§ **Requirement a**:
Answer these questions about the article on American decline:
(i) Which German-speaking writer does the article cite, and in what year was his book published?
(ii) Since what year has the nation had to put funds into solving the financial crisis?
(iii) What name does the article give to the near financial and economic fallout that was avoided at the last second?

§ **Document excerpt**:
= = = = =
Published: Thursday, February 21, 2013

Updated: Thursday, February 21, 2013 23:02

Even the proudest and above-all patriotic Americans will be ready to admit that the States have lost more or less a part of its hegemonic world influence in terms of economic and political superiority as well as cultural impact and maybe even military strength and recognizance in the past several years.

Those assumptions have to be accepted as facts of a nation that has constantly been at war in the last twelve years, and that has had to put a lot of funds into solving the financial crisis since 2007.

Many experts already stated the fall of the resilient yet sensible construct of what we call the United States.

Libraries full of books have been written about the collapse of the “giant on feet of clay” as the German-speaking writer Peter Scholl-Latour already argued in a 2006 published book with this title.

He analyzed the enormous risks the Bush government has taken in dealing with Iraq, Afghanistan and the military stretching into the pacific region while China was constantly gaining political and economical strength at a more and more rapid pace.

Furthermore, social problems, excessive debts – to not say over indebtedness – and constant political dispute have been weakening the super-power during the last semi-decade. The latter being the ultimate reason for near financial and economical fallout – the fiscal cliff – which was able to be avoided at last second.

Given those well-known circumstances, it may be astonishing for some to hear economists say things like that the dwindling super-power will not just survive anyways but will also begin to thrive economically very soon, much like a phoenix rising from the ashes.
= = = = =
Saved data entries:
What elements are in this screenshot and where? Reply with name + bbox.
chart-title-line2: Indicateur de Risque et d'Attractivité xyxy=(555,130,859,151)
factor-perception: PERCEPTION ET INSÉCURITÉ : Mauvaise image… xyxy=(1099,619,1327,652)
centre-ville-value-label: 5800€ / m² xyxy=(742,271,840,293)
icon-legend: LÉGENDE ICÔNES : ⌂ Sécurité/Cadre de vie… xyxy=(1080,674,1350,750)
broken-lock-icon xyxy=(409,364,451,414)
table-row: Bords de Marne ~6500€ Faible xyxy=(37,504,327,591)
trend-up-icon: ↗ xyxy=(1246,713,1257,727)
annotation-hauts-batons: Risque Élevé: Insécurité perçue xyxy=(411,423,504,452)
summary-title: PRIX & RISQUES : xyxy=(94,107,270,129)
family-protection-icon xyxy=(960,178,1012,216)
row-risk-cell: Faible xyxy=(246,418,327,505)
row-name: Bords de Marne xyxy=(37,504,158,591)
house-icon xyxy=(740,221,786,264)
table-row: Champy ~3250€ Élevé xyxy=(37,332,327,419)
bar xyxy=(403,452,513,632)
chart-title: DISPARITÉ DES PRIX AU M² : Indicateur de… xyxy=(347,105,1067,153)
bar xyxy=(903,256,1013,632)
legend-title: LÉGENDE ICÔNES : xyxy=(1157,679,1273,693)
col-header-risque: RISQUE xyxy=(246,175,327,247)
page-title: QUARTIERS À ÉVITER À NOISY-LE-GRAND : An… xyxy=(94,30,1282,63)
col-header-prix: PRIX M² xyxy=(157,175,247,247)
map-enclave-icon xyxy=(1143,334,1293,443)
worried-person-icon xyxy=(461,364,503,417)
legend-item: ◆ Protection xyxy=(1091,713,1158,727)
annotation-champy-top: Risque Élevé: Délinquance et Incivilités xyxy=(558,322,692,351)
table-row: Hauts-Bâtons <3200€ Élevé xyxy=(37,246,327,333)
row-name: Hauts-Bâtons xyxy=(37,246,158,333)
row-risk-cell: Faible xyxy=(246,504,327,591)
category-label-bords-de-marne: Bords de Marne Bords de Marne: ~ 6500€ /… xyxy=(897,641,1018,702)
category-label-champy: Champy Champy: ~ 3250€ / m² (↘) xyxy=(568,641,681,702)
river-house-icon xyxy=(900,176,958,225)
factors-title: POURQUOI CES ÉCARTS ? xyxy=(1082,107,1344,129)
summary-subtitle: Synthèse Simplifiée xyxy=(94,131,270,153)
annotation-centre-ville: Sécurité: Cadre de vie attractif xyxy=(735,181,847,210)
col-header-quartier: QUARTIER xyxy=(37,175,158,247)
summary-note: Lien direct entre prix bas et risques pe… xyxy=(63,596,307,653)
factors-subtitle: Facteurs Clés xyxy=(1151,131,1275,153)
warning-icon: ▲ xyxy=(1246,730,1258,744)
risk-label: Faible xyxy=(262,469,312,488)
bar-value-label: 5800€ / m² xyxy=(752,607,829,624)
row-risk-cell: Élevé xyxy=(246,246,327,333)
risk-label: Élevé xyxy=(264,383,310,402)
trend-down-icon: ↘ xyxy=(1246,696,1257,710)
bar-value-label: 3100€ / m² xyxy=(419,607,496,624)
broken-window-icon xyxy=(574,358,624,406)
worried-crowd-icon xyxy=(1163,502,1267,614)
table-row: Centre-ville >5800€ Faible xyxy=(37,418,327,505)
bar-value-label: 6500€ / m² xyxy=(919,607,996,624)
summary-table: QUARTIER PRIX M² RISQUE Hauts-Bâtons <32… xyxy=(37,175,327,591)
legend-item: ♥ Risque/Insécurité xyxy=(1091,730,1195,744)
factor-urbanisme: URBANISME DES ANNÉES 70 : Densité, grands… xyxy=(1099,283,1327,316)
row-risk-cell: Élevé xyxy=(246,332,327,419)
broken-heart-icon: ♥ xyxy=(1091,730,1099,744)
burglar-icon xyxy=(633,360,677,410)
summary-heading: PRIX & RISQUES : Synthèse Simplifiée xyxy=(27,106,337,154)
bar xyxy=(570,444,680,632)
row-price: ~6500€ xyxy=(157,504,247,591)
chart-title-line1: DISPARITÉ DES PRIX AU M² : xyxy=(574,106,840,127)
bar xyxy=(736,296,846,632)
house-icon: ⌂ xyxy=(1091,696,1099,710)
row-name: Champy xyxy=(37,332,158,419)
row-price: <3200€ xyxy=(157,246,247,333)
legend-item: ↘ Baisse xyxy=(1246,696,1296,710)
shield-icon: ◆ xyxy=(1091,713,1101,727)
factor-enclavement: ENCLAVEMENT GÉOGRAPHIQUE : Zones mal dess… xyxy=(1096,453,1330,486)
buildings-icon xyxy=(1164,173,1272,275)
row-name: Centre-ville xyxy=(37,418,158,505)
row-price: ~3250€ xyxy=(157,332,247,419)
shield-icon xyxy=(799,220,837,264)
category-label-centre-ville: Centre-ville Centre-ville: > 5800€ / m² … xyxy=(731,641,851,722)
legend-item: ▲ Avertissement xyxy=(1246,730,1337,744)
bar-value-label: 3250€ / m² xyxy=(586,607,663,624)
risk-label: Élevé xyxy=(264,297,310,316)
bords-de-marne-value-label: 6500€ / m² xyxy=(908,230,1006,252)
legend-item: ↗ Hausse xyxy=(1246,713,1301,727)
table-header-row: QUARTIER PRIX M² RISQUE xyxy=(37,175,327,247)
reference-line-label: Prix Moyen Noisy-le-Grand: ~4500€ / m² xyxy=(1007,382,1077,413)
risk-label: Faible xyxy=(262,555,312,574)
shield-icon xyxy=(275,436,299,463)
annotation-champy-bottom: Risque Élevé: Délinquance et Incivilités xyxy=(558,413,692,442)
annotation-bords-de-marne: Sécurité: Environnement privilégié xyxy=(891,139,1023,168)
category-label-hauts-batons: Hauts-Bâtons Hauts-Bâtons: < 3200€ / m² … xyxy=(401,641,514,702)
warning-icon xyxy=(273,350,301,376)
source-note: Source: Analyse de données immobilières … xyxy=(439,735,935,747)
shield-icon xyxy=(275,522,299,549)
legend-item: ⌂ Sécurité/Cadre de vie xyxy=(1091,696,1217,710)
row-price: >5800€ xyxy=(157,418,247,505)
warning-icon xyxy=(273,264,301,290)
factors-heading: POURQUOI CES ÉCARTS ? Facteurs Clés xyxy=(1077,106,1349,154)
= = = = =
§ **Requirement b**: Retype the saved data entry rows exactly, starting at the first row and ending at the row that contains "row-risk-cell: Faible xyxy=(246,504,327,591)".

§ **Expected output a**:
(i) Peter Scholl-Latour, in 2006.
(ii) Since 2007.
(iii) The fiscal cliff.

§ **Expected output b**:
What elements are in this screenshot and where? Reply with name + bbox.
chart-title-line2: Indicateur de Risque et d'Attractivité xyxy=(555,130,859,151)
factor-perception: PERCEPTION ET INSÉCURITÉ : Mauvaise image… xyxy=(1099,619,1327,652)
centre-ville-value-label: 5800€ / m² xyxy=(742,271,840,293)
icon-legend: LÉGENDE ICÔNES : ⌂ Sécurité/Cadre de vie… xyxy=(1080,674,1350,750)
broken-lock-icon xyxy=(409,364,451,414)
table-row: Bords de Marne ~6500€ Faible xyxy=(37,504,327,591)
trend-up-icon: ↗ xyxy=(1246,713,1257,727)
annotation-hauts-batons: Risque Élevé: Insécurité perçue xyxy=(411,423,504,452)
summary-title: PRIX & RISQUES : xyxy=(94,107,270,129)
family-protection-icon xyxy=(960,178,1012,216)
row-risk-cell: Faible xyxy=(246,418,327,505)
row-name: Bords de Marne xyxy=(37,504,158,591)
house-icon xyxy=(740,221,786,264)
table-row: Champy ~3250€ Élevé xyxy=(37,332,327,419)
bar xyxy=(403,452,513,632)
chart-title: DISPARITÉ DES PRIX AU M² : Indicateur de… xyxy=(347,105,1067,153)
bar xyxy=(903,256,1013,632)
legend-title: LÉGENDE ICÔNES : xyxy=(1157,679,1273,693)
col-header-risque: RISQUE xyxy=(246,175,327,247)
page-title: QUARTIERS À ÉVITER À NOISY-LE-GRAND : An… xyxy=(94,30,1282,63)
col-header-prix: PRIX M² xyxy=(157,175,247,247)
map-enclave-icon xyxy=(1143,334,1293,443)
worried-person-icon xyxy=(461,364,503,417)
legend-item: ◆ Protection xyxy=(1091,713,1158,727)
annotation-champy-top: Risque Élevé: Délinquance et Incivilités xyxy=(558,322,692,351)
table-row: Hauts-Bâtons <3200€ Élevé xyxy=(37,246,327,333)
row-name: Hauts-Bâtons xyxy=(37,246,158,333)
row-risk-cell: Faible xyxy=(246,504,327,591)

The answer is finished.